-- Problem statement --
Answer with a number only: how many lines of the data contain "chevron"?

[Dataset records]
▬▬▬▬▬▬▬▬▬▬

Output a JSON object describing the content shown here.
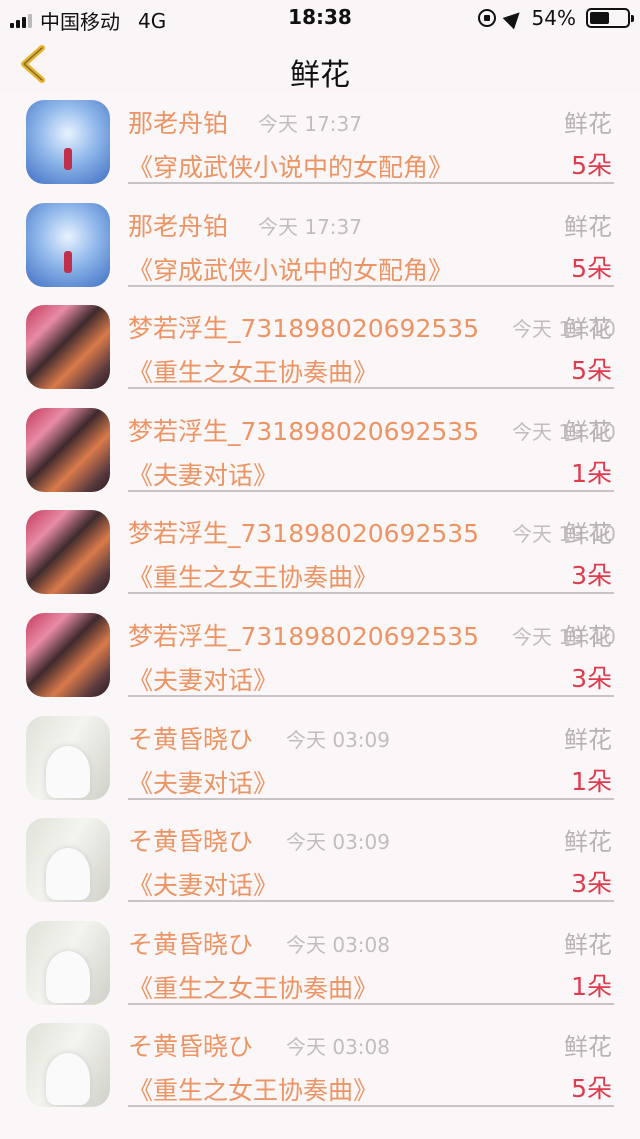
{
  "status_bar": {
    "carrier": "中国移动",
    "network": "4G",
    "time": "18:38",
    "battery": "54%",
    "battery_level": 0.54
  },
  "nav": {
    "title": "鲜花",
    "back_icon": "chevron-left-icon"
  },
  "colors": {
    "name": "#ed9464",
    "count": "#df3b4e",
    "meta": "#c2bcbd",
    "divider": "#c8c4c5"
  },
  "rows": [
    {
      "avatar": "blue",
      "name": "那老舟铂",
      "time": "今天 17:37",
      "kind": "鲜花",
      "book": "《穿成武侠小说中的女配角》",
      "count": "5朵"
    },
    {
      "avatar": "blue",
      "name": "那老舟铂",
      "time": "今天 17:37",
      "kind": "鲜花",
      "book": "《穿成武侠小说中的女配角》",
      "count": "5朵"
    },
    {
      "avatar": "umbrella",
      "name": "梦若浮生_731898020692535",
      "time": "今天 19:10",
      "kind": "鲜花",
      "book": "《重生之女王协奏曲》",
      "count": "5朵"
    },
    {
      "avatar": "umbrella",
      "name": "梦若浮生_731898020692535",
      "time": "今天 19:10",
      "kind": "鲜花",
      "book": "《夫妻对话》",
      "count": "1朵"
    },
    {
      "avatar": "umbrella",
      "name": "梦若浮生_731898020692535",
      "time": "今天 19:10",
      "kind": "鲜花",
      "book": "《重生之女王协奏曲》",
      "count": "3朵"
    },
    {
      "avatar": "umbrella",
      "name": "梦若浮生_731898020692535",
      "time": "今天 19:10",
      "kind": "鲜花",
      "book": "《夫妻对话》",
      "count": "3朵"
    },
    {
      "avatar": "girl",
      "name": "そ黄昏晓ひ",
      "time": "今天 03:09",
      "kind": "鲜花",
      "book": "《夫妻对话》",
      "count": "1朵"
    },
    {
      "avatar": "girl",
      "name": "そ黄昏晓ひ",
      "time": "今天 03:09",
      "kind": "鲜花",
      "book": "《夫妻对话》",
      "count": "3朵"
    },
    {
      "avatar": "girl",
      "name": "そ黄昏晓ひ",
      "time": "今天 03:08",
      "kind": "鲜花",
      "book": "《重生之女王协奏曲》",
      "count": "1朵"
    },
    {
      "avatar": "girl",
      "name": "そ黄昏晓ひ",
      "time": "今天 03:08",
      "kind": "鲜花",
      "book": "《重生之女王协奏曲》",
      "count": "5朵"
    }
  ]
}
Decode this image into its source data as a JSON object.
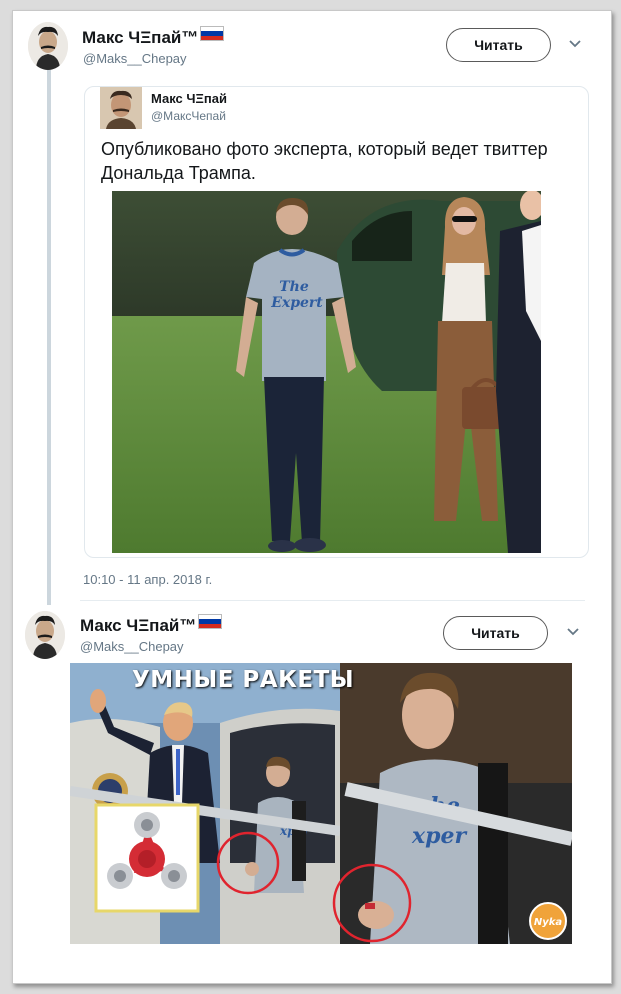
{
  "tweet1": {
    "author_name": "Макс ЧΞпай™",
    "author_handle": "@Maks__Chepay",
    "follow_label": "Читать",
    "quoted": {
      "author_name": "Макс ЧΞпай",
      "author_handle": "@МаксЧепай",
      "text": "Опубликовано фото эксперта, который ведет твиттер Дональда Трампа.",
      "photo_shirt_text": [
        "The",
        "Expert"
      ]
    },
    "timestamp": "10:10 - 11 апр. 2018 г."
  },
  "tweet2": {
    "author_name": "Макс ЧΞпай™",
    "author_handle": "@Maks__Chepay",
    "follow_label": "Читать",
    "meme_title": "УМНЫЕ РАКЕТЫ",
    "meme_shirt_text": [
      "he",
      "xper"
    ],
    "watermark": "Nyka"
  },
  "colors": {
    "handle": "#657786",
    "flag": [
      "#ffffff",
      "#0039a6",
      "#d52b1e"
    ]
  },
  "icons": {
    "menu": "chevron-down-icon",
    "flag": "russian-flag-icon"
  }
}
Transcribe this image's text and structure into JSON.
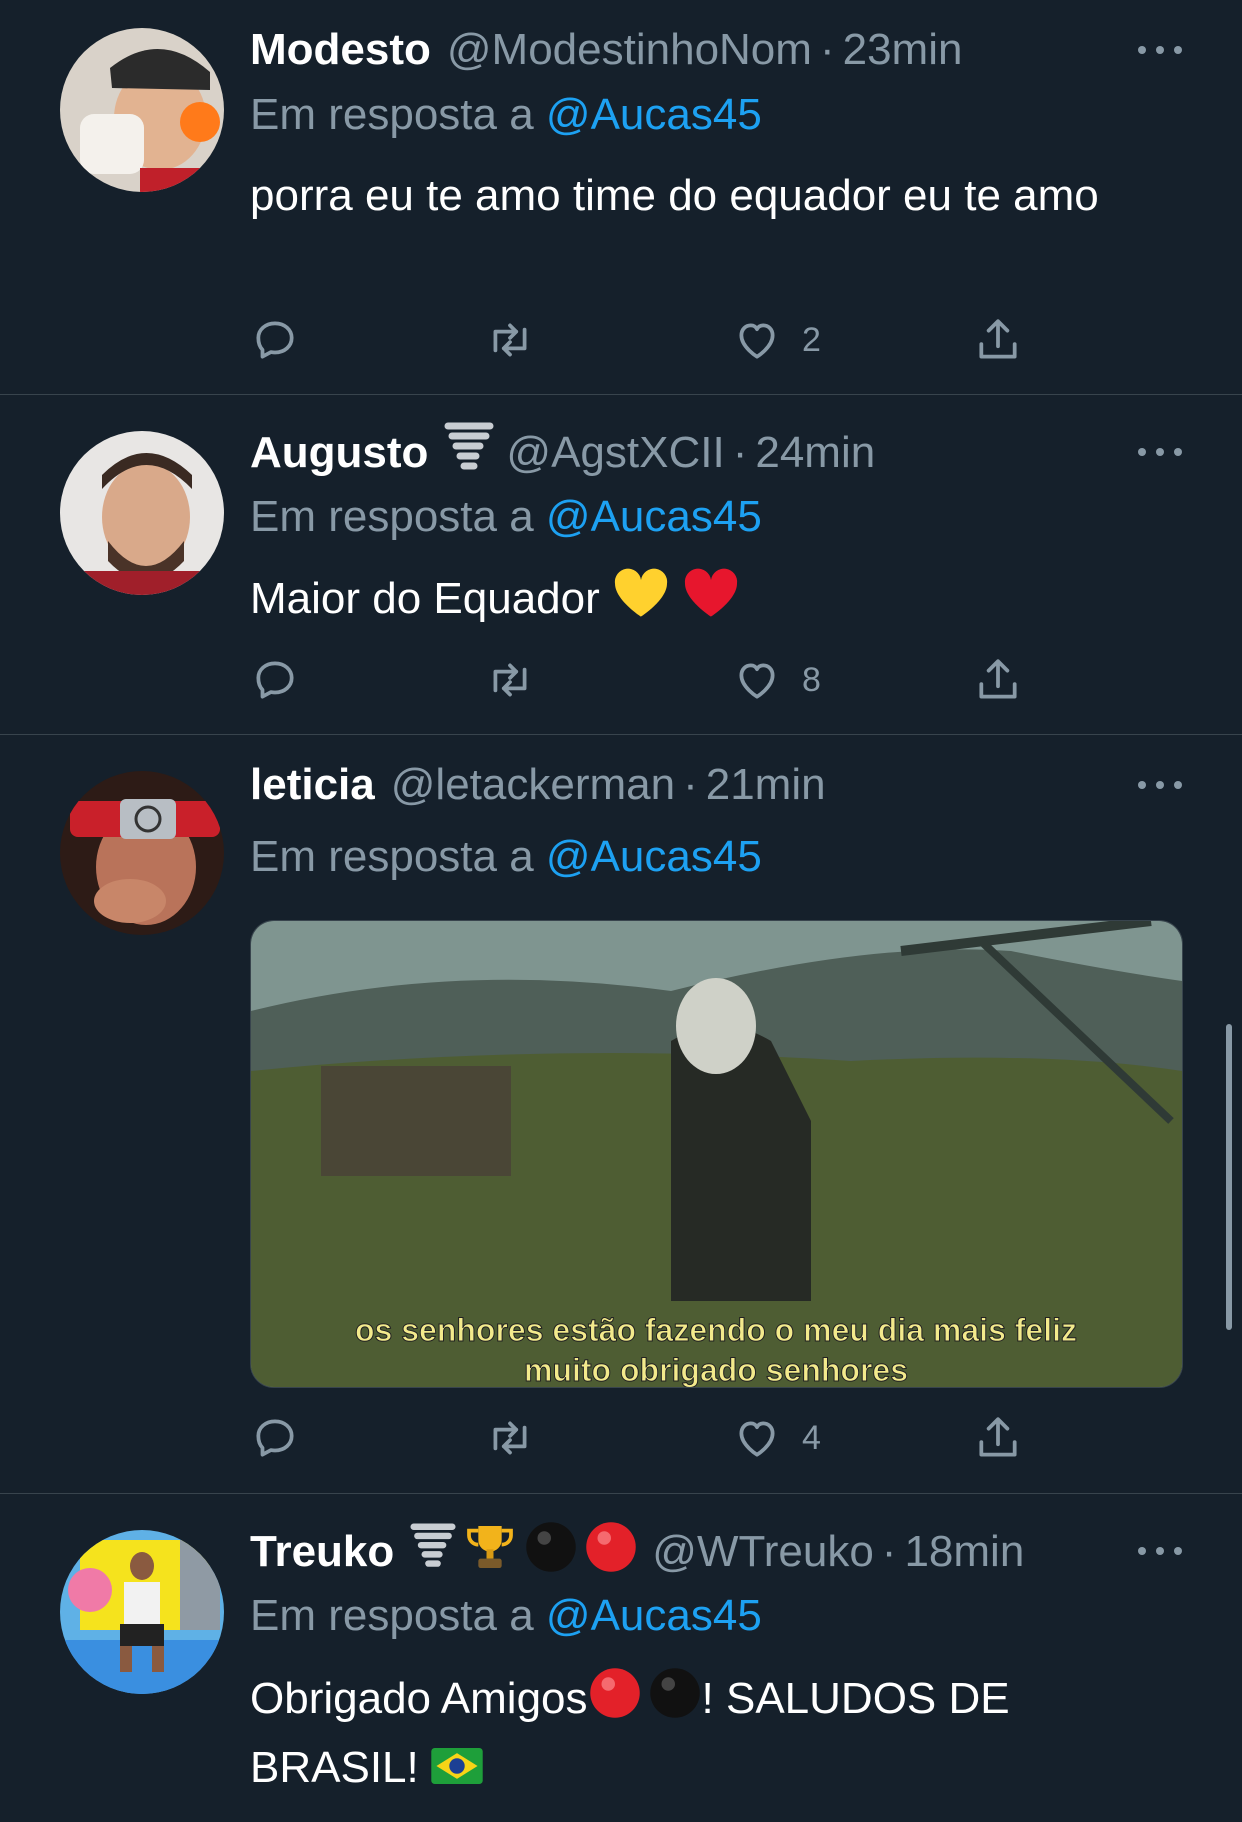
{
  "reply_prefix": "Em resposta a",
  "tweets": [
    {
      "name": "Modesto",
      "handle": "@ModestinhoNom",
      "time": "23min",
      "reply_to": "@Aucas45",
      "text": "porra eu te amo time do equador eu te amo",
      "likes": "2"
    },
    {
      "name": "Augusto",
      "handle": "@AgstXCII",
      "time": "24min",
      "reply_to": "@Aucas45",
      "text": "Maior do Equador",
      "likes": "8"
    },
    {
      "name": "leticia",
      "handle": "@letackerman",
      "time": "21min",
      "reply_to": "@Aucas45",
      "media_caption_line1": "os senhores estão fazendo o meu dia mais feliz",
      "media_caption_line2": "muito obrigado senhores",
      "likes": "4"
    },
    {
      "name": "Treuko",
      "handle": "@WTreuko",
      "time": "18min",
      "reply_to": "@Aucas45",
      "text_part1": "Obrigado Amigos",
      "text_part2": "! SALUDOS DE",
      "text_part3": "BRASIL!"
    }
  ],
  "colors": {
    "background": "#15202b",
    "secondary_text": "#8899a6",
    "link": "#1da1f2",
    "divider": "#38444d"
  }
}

▬▬▬▬▬▬▬▬▬▬

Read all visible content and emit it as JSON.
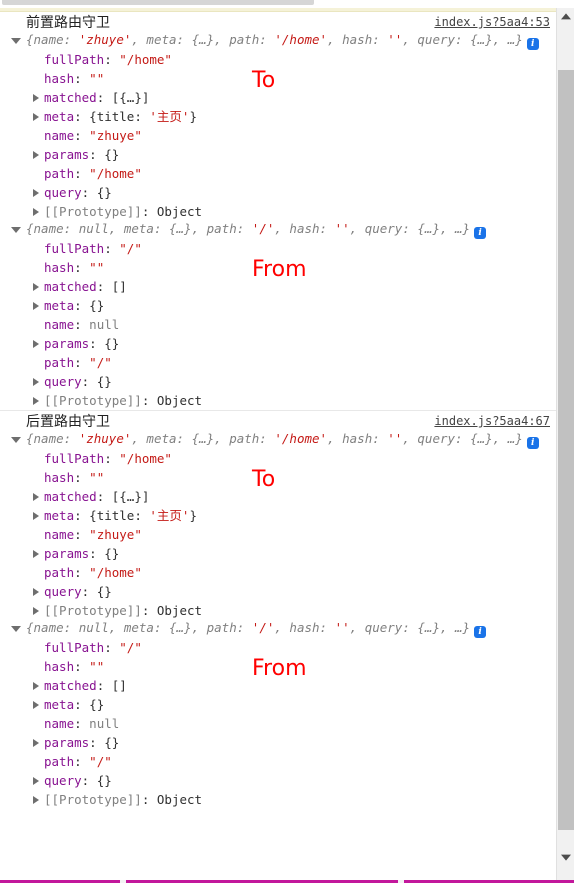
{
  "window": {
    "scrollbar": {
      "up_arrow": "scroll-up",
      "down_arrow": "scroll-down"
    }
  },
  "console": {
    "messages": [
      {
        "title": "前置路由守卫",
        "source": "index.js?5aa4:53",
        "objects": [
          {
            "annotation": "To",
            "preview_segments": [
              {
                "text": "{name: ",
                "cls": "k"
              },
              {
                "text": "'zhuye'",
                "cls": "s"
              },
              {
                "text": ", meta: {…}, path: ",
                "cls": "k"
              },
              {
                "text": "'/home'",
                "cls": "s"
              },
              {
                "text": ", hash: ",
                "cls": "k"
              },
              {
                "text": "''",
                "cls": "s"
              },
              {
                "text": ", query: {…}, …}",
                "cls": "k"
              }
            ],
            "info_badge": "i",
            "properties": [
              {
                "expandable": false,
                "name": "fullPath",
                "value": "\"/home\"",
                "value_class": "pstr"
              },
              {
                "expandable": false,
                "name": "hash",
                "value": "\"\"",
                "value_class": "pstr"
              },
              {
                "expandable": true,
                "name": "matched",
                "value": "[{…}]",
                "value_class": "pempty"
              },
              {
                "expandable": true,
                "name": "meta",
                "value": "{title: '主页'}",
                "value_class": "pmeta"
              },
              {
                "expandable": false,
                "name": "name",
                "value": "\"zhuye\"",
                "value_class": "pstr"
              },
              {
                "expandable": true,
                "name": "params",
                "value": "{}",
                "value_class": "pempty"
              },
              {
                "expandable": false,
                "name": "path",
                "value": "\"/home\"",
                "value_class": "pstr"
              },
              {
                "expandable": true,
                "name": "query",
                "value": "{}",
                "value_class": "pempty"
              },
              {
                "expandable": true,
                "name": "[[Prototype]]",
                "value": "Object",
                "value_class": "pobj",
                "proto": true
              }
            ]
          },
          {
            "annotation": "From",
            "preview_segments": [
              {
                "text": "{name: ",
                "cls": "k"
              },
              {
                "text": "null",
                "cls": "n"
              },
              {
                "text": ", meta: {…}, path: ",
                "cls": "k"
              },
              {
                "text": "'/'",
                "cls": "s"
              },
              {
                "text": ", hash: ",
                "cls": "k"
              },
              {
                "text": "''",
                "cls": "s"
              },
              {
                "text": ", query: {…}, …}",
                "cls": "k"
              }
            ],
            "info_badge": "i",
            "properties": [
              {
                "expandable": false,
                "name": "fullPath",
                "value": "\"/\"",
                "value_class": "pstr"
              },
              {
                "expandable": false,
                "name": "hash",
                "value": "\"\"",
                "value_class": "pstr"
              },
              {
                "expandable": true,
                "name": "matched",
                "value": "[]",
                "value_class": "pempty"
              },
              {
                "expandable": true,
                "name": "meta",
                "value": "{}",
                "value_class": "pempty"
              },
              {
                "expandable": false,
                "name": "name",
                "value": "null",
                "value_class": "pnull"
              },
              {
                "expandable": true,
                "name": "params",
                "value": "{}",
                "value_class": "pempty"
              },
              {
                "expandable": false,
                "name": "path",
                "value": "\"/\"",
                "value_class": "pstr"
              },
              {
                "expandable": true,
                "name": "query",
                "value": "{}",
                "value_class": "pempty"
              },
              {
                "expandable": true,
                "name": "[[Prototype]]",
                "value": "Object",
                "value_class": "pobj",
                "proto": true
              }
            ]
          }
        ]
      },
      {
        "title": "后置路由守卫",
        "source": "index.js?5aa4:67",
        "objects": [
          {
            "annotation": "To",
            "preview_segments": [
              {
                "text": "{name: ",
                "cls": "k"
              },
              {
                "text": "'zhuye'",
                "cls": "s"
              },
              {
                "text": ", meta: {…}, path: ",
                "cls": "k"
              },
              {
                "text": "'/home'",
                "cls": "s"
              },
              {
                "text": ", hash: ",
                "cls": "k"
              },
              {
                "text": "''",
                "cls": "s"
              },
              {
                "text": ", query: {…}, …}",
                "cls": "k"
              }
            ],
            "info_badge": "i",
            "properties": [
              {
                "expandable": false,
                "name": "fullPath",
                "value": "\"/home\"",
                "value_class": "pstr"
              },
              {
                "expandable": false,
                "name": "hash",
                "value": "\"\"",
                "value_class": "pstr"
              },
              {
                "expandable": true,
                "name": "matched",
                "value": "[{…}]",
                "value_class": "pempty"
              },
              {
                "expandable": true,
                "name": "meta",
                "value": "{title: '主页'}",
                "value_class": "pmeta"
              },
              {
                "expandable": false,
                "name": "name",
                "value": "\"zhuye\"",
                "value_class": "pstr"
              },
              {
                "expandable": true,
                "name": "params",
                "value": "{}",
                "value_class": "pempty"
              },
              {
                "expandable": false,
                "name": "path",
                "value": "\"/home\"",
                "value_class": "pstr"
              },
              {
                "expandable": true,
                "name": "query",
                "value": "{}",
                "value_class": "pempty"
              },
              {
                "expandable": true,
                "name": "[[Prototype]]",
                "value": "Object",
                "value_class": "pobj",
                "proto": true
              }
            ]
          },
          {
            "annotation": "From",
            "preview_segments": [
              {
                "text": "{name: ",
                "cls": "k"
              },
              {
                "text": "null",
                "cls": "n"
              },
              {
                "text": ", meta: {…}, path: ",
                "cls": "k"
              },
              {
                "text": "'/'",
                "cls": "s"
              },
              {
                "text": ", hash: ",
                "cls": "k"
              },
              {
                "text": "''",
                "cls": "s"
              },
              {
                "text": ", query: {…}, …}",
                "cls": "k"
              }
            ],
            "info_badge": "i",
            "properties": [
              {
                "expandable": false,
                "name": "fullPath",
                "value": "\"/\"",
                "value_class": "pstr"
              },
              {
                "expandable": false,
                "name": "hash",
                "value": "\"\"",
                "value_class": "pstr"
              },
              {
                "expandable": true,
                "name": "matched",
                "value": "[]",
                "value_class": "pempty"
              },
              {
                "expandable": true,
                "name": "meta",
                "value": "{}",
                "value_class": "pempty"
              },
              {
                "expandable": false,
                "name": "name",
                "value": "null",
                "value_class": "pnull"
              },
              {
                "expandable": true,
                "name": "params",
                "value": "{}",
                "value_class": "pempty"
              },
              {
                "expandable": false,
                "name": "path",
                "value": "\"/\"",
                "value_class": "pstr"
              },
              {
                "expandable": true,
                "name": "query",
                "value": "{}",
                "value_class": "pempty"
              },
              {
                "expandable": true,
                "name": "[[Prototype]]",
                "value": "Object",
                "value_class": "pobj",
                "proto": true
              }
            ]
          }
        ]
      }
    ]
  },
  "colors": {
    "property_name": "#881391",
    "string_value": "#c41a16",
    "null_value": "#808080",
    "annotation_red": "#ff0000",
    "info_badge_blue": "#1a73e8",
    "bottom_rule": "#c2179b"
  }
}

▬▬▬▬▬▬▬▬▬▬

-- Full output --
2